■ YOUR GOAL
Type out the material below exactly.
***** DATA SECTION
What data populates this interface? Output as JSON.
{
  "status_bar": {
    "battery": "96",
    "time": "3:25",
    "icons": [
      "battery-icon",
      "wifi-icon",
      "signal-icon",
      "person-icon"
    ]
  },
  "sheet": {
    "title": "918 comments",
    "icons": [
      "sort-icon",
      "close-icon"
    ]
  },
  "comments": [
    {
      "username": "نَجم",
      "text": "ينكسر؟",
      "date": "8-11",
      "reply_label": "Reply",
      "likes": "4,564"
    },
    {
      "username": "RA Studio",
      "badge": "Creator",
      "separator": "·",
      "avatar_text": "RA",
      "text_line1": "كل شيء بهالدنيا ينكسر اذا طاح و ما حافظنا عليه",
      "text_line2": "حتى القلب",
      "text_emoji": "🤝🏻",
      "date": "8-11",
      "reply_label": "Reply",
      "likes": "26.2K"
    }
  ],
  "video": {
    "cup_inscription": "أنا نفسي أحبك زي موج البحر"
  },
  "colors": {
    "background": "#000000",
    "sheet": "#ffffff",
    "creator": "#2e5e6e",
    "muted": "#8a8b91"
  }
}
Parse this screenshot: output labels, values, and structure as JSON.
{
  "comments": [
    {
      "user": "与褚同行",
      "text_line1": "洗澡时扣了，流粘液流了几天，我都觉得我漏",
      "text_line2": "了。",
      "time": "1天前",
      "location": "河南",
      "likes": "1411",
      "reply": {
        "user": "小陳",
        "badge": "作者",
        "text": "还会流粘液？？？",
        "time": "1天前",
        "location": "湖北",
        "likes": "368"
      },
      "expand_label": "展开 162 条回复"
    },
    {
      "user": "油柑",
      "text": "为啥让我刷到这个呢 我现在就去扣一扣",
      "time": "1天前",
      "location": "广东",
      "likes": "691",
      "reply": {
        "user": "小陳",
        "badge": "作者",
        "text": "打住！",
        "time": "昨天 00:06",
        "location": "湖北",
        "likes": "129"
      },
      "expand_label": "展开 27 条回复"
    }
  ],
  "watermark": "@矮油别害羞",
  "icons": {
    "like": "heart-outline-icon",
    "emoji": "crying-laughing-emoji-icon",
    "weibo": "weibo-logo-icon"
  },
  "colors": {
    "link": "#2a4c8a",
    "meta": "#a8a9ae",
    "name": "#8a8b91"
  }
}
**********
■ RESPONSE
What data populates this interface? Output as JSON.
{
  "status_bar": {
    "battery": "96",
    "time": "3:25",
    "icons": [
      "battery-icon",
      "wifi-icon",
      "signal-icon",
      "person-icon"
    ]
  },
  "sheet": {
    "title": "918 comments",
    "icons": [
      "sort-icon",
      "close-icon"
    ]
  },
  "comments": [
    {
      "username": "نَجم",
      "text": "ينكسر؟",
      "date": "8-11",
      "reply_label": "Reply",
      "likes": "4,564"
    },
    {
      "username": "RA Studio",
      "badge": "Creator",
      "separator": "·",
      "avatar_text": "RA",
      "text_line1": "كل شيء بهالدنيا ينكسر اذا طاح و ما حافظنا عليه",
      "text_line2": "حتى القلب",
      "text_emoji": "🤝🏻",
      "date": "8-11",
      "reply_label": "Reply",
      "likes": "26.2K"
    }
  ],
  "video": {
    "cup_inscription": "أنا نفسي أحبك زي موج البحر"
  },
  "colors": {
    "background": "#000000",
    "sheet": "#ffffff",
    "creator": "#2e5e6e",
    "muted": "#8a8b91"
  }
}
Parse this screenshot: output labels, values, and structure as JSON.
{
  "comments": [
    {
      "user": "与褚同行",
      "text_line1": "洗澡时扣了，流粘液流了几天，我都觉得我漏",
      "text_line2": "了。",
      "time": "1天前",
      "location": "河南",
      "likes": "1411",
      "reply": {
        "user": "小陳",
        "badge": "作者",
        "text": "还会流粘液？？？",
        "time": "1天前",
        "location": "湖北",
        "likes": "368"
      },
      "expand_label": "展开 162 条回复"
    },
    {
      "user": "油柑",
      "text": "为啥让我刷到这个呢 我现在就去扣一扣",
      "time": "1天前",
      "location": "广东",
      "likes": "691",
      "reply": {
        "user": "小陳",
        "badge": "作者",
        "text": "打住！",
        "time": "昨天 00:06",
        "location": "湖北",
        "likes": "129"
      },
      "expand_label": "展开 27 条回复"
    }
  ],
  "watermark": "@矮油别害羞",
  "icons": {
    "like": "heart-outline-icon",
    "emoji": "crying-laughing-emoji-icon",
    "weibo": "weibo-logo-icon"
  },
  "colors": {
    "link": "#2a4c8a",
    "meta": "#a8a9ae",
    "name": "#8a8b91"
  }
}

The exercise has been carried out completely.